EXERCISE DETAILS:
Read the lines below. Copy out any that hold the string "为正方向".

GIVEN INFORMATION:
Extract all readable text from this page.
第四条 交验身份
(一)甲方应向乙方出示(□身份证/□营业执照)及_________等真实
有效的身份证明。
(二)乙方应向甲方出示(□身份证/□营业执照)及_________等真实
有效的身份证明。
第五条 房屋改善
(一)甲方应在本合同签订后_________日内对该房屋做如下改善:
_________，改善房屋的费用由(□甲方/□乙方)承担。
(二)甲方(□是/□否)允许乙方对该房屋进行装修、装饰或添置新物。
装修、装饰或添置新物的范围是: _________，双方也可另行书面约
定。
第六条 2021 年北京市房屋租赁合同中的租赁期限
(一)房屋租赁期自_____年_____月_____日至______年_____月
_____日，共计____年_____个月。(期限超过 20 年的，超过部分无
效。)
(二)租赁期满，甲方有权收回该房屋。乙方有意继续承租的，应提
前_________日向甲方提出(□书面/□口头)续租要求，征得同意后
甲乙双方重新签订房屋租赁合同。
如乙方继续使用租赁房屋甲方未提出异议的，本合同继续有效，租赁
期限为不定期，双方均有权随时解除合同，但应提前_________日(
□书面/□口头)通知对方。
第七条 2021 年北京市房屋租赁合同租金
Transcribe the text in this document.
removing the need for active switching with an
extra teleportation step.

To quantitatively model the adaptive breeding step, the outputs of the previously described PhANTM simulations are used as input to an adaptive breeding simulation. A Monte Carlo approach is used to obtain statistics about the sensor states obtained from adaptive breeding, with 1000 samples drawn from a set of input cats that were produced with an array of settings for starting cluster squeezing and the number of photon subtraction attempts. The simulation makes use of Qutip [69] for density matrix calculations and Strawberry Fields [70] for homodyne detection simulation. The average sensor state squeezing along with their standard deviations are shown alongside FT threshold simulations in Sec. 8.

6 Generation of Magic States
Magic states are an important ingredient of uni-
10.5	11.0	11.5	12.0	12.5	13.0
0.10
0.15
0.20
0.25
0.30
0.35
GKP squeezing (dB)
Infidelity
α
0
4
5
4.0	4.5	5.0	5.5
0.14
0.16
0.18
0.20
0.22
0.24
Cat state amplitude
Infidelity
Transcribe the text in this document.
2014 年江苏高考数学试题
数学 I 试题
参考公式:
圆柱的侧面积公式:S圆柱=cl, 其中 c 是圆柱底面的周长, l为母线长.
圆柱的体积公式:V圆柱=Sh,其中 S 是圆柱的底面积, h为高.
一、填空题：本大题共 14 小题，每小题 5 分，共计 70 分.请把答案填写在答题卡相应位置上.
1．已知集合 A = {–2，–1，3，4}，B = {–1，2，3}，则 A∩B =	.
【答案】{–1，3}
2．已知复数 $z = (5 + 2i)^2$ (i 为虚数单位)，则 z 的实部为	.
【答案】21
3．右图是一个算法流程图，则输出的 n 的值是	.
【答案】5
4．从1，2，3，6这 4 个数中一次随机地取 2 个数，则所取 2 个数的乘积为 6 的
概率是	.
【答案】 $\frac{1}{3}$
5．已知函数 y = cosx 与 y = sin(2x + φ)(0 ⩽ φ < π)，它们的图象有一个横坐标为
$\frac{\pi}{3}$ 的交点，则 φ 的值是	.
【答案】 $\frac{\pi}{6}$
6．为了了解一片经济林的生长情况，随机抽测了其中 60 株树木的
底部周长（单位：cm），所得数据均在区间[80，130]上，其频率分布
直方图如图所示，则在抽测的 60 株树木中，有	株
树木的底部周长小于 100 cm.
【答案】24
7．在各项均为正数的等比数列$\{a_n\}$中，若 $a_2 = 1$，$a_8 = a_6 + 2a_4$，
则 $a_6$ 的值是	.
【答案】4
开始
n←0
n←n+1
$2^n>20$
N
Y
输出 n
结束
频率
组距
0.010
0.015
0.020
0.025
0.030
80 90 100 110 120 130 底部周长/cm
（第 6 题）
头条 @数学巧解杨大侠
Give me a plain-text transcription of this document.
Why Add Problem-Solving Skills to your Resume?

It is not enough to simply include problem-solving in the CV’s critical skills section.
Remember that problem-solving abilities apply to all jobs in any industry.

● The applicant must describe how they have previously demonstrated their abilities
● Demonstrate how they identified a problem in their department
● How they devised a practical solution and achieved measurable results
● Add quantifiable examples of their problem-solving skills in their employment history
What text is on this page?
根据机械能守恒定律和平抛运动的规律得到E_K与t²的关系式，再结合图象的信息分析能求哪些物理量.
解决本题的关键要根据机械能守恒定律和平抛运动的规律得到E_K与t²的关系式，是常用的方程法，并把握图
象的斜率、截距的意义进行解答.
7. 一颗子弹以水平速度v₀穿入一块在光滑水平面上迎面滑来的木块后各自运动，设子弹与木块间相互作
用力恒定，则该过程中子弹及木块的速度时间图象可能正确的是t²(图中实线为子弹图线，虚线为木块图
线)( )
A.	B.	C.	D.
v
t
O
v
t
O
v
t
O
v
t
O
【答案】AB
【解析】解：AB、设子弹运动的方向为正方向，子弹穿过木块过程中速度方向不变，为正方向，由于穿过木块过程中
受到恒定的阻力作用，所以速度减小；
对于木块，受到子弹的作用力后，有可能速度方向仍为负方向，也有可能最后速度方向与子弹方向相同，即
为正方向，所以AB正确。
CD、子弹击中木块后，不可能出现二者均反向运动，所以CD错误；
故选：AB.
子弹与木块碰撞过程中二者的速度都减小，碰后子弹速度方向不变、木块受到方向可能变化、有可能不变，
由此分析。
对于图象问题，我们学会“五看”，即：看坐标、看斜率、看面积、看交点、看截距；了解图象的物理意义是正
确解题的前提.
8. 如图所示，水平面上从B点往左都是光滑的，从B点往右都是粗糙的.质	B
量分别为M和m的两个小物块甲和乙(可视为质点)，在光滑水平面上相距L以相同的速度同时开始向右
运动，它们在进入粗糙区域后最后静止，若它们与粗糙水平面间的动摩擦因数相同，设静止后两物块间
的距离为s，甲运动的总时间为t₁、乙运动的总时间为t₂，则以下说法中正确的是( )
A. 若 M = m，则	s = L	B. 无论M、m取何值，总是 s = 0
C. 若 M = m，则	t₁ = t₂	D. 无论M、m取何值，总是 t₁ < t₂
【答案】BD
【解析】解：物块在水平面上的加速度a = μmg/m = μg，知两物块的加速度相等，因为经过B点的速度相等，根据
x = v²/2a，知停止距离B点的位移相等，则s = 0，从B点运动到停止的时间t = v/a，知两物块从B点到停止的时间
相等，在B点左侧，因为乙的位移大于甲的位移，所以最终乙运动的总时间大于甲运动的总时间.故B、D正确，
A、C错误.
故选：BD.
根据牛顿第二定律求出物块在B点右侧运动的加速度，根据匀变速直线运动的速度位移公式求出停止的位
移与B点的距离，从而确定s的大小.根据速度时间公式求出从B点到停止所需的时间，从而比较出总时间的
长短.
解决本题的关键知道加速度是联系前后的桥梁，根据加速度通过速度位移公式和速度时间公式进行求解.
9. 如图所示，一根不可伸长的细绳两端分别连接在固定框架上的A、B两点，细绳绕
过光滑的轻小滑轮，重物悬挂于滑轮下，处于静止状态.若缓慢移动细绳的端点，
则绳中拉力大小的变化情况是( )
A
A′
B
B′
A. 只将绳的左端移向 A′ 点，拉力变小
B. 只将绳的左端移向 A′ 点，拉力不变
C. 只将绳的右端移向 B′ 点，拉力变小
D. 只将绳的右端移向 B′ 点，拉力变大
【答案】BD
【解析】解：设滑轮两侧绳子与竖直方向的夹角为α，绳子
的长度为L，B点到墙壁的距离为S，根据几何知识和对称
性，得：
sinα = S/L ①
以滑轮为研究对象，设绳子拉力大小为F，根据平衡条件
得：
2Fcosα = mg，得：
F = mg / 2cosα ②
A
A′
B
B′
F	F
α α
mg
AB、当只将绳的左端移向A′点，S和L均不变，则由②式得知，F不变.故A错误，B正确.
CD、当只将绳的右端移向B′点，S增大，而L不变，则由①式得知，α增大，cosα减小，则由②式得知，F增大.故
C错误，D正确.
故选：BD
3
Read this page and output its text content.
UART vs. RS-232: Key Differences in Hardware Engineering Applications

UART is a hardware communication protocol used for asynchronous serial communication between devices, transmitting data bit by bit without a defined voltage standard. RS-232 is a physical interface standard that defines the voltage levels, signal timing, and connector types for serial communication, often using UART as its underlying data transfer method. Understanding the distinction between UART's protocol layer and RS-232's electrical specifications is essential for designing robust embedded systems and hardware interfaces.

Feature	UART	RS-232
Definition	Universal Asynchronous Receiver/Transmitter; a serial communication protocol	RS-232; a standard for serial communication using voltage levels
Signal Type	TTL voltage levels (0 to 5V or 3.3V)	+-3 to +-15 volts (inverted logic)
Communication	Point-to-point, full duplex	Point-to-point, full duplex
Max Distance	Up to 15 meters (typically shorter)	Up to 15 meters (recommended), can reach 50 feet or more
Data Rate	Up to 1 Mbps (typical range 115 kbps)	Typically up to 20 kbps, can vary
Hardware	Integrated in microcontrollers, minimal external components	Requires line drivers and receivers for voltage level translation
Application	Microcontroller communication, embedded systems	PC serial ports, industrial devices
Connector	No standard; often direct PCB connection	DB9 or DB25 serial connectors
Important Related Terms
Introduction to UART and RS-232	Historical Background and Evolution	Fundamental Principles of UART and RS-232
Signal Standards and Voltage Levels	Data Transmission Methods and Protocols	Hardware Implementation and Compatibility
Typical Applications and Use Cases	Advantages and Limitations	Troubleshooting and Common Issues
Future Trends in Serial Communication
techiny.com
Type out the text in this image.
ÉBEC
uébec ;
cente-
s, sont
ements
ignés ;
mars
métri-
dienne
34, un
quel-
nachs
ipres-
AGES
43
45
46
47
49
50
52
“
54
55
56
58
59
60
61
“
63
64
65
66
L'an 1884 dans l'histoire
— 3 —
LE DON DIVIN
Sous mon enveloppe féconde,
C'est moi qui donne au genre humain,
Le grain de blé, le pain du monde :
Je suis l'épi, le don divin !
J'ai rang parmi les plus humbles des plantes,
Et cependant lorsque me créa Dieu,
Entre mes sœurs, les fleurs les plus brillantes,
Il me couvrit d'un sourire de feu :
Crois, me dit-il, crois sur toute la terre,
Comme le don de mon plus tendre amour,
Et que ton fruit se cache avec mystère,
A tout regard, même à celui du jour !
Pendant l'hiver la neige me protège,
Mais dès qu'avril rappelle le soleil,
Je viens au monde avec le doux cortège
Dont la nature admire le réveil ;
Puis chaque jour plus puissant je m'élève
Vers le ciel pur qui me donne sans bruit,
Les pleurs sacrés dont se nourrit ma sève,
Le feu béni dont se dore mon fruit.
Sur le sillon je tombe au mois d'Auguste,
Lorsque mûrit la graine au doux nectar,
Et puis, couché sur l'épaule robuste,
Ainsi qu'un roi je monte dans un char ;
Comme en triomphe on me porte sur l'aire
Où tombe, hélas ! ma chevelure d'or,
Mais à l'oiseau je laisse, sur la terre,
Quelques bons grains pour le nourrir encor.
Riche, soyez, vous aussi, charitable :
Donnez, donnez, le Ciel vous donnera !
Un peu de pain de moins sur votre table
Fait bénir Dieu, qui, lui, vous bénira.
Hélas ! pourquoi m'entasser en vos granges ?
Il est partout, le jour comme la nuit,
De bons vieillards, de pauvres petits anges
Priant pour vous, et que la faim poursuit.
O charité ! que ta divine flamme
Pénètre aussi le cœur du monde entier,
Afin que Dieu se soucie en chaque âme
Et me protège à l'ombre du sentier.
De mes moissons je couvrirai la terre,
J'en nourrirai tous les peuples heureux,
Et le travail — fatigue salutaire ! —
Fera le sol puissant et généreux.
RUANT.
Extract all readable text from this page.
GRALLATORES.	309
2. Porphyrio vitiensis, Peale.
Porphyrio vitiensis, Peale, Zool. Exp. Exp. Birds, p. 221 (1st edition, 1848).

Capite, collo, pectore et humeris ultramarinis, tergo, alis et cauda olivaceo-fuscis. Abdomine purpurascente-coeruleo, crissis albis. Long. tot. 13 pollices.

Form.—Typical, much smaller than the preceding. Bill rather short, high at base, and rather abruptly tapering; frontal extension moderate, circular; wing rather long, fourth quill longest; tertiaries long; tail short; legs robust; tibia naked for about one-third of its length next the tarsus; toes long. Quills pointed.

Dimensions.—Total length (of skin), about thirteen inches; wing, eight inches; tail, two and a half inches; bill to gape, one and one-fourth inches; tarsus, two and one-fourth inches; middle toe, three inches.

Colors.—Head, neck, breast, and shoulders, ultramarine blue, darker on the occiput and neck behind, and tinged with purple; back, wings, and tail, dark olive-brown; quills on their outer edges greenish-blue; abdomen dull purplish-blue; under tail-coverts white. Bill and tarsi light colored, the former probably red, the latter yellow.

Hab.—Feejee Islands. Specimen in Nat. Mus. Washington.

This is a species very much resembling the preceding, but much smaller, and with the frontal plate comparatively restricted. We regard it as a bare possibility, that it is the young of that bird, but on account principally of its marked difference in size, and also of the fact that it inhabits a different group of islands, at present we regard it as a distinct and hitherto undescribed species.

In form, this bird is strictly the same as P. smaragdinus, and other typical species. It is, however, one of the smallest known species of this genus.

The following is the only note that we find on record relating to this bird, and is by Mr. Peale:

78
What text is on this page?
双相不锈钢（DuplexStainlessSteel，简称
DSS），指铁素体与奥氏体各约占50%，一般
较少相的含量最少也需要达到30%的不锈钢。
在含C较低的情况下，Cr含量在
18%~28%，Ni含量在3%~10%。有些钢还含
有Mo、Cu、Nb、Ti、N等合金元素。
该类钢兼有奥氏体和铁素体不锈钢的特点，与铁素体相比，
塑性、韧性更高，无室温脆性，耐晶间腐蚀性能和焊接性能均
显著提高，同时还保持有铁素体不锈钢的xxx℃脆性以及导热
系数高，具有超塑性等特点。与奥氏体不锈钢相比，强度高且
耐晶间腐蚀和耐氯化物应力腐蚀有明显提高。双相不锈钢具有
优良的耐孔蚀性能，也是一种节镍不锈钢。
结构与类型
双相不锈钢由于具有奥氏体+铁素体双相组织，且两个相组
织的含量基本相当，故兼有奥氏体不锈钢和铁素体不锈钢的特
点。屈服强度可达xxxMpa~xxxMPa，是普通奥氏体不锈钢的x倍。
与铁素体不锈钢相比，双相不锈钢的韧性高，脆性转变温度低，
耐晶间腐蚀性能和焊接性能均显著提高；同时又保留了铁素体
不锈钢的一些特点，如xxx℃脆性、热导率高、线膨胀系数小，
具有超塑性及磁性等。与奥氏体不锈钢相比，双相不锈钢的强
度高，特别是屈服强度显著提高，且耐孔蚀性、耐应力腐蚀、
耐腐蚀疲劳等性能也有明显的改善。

SOLUTION TO THIS PROBLEM:
【解析】解：AB、设子弹运动的方向为正方向，子弹穿过木块过程中速度方向不变，为正方向，由于穿过木块过程中
为正方向，所以AB正确。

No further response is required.